### To do
The lines to be copied run from the one containing "Convert this document image to plain text." to the end of the material below; reproduce them exactly, including both ends, and nothing more.

Data entries
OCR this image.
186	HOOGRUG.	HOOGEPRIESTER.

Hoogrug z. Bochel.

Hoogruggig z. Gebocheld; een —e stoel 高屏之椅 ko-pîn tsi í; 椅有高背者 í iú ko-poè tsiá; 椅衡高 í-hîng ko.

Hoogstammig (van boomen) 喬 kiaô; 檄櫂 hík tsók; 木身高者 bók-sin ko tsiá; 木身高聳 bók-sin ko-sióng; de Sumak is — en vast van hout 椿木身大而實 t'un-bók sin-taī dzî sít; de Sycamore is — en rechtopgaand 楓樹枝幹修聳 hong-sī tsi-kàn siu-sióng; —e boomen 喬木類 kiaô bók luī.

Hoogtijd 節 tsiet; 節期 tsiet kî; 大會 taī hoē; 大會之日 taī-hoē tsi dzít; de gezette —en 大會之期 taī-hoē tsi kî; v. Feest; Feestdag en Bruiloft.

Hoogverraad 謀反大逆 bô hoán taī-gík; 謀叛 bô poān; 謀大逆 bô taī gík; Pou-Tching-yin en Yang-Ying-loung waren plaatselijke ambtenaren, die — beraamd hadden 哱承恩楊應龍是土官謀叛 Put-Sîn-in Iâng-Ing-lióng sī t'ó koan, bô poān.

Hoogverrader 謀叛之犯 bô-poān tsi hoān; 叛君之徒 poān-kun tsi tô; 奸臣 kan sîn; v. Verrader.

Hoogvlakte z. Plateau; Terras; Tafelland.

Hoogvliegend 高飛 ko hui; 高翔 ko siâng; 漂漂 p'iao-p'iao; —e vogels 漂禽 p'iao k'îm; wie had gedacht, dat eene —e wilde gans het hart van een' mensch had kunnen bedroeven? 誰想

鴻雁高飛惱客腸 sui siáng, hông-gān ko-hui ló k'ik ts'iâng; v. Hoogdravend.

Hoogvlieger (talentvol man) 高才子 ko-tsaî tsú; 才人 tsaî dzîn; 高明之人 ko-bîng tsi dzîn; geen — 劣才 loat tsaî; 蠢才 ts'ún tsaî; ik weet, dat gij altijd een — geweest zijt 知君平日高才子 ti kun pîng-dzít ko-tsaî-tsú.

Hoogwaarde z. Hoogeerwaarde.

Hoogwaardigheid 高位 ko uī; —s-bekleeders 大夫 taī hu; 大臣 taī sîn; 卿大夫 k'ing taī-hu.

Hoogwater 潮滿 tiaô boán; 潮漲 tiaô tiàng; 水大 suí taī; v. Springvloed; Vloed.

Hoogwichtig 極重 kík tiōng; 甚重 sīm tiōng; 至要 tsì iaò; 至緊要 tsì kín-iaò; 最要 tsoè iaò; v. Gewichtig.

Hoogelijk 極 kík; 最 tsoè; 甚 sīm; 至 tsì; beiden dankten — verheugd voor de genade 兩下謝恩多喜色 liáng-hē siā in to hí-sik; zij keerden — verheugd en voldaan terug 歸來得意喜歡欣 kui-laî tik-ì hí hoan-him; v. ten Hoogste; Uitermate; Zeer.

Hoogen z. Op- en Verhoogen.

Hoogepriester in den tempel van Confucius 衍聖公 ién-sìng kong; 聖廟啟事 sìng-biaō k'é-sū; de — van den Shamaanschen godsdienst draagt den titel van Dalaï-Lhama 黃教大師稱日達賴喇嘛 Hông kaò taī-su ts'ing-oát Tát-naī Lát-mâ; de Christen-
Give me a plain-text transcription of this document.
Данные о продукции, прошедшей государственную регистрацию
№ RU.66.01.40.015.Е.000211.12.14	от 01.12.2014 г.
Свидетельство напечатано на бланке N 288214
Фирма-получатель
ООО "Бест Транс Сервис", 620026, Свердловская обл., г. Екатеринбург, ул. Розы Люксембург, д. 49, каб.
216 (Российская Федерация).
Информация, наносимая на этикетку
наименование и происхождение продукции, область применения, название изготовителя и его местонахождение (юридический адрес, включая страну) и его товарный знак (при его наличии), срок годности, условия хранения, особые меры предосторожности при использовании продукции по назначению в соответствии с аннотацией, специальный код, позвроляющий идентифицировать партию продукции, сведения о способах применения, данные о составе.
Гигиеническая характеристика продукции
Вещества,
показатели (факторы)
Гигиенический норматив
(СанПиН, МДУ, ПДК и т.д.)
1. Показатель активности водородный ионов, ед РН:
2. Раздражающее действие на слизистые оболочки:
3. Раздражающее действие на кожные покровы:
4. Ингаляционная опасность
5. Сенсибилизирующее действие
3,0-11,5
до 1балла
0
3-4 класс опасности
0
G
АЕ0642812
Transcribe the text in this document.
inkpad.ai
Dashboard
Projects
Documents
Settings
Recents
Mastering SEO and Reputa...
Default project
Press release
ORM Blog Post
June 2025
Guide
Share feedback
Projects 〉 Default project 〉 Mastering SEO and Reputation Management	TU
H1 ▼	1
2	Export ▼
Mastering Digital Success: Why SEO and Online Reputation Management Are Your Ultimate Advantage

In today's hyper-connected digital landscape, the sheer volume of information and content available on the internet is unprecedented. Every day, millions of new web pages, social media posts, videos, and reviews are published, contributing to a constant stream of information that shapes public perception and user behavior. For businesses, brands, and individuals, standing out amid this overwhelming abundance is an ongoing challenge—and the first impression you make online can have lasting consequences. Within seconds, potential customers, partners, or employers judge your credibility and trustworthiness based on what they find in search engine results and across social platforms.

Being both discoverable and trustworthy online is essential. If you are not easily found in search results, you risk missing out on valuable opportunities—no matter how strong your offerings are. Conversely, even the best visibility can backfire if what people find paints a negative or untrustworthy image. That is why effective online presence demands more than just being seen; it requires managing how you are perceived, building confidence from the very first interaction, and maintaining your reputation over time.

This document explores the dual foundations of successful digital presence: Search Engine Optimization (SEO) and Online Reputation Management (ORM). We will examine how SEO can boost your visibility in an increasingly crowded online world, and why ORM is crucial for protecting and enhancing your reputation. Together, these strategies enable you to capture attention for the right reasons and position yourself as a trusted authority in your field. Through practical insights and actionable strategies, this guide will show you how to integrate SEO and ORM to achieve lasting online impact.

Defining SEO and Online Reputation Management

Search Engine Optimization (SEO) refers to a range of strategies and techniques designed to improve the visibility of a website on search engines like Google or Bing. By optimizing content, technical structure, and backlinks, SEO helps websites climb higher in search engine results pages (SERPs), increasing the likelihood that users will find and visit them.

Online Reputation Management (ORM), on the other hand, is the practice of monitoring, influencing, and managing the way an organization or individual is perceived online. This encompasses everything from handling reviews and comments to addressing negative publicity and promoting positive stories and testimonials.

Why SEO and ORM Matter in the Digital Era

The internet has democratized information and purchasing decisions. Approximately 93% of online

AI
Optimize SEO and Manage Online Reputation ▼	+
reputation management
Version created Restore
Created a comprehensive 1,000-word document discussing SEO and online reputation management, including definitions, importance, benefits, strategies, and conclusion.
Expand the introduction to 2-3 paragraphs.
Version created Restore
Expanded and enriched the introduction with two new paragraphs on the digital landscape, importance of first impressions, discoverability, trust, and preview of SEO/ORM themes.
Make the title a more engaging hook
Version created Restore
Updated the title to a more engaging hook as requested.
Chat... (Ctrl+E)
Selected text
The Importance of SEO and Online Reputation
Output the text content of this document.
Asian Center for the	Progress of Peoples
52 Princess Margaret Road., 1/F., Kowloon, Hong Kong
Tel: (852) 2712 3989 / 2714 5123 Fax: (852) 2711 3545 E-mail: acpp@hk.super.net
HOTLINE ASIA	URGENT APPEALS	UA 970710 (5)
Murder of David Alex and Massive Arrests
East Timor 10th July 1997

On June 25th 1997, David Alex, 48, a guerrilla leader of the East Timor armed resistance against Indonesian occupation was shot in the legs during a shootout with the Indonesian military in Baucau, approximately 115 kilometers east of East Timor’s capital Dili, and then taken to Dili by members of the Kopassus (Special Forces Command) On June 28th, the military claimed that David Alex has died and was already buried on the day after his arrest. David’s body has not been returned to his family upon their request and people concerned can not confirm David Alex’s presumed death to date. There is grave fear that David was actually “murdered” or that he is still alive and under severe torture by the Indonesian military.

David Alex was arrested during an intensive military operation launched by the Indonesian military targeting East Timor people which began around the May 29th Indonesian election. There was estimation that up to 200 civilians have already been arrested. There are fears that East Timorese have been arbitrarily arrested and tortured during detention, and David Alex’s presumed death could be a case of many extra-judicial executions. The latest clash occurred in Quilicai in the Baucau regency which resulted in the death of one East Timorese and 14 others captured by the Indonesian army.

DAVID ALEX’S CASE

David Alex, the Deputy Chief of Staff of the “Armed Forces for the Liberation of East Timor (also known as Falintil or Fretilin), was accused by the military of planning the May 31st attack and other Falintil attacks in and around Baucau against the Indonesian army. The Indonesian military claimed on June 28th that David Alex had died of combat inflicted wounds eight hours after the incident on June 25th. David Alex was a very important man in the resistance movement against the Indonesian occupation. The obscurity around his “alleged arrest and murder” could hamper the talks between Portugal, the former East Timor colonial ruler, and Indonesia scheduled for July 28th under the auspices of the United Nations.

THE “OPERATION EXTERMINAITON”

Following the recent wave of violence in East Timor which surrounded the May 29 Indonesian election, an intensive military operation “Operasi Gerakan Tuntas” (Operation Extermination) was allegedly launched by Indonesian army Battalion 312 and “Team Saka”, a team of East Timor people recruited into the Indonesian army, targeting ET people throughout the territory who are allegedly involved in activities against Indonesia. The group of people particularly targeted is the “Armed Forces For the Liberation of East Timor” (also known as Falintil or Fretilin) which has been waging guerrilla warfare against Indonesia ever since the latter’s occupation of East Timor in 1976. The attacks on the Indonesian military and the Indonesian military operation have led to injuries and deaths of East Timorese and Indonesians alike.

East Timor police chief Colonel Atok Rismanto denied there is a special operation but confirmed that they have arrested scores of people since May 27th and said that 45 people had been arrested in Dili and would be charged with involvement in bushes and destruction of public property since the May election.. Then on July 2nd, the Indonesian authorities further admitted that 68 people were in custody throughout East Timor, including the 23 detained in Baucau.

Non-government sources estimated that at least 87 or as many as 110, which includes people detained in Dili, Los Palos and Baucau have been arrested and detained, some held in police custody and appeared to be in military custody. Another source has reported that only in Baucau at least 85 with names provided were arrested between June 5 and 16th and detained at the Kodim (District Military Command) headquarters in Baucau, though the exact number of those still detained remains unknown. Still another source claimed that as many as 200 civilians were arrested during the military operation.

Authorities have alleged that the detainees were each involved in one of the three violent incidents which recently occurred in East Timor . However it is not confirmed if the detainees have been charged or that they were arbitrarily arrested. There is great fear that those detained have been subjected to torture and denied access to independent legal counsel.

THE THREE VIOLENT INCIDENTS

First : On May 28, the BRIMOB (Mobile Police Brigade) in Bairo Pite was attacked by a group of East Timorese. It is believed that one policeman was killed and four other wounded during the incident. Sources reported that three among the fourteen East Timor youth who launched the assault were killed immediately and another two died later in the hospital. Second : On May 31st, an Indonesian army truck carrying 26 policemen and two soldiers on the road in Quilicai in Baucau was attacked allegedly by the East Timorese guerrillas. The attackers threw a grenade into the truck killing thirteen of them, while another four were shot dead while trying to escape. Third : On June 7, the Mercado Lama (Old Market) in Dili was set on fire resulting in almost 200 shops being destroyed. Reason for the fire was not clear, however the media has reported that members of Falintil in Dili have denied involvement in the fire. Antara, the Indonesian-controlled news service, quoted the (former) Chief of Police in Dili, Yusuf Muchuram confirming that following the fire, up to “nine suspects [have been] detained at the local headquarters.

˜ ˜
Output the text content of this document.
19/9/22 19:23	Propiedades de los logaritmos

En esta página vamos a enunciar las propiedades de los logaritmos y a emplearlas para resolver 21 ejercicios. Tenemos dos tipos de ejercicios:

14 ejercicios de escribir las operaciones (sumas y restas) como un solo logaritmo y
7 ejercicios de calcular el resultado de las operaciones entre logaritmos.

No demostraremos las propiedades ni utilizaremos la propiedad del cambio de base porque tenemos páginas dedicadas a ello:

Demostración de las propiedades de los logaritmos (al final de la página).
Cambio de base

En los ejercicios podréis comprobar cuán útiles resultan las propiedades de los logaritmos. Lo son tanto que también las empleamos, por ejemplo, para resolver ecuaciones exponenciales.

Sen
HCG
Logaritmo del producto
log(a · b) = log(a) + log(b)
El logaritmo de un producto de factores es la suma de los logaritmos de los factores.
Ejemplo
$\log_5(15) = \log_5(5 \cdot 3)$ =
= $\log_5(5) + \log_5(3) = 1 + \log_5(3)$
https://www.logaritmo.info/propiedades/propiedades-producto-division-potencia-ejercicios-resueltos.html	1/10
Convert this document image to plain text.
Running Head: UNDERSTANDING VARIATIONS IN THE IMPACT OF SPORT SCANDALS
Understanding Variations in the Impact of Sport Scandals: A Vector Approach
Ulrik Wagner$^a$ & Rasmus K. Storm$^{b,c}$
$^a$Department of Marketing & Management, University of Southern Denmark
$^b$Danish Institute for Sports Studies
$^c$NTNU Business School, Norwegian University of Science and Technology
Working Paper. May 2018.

### Exercise answer
Convert this document image to plain text.
Running Head: UNDERSTANDING VARIATIONS IN THE IMPACT OF SPORT SCANDALS
Understanding Variations in the Impact of Sport Scandals: A Vector Approach
Ulrik Wagner$^a$ & Rasmus K. Storm$^{b,c}$
$^a$Department of Marketing & Management, University of Southern Denmark
$^b$Danish Institute for Sports Studies
$^c$NTNU Business School, Norwegian University of Science and Technology
Working Paper. May 2018.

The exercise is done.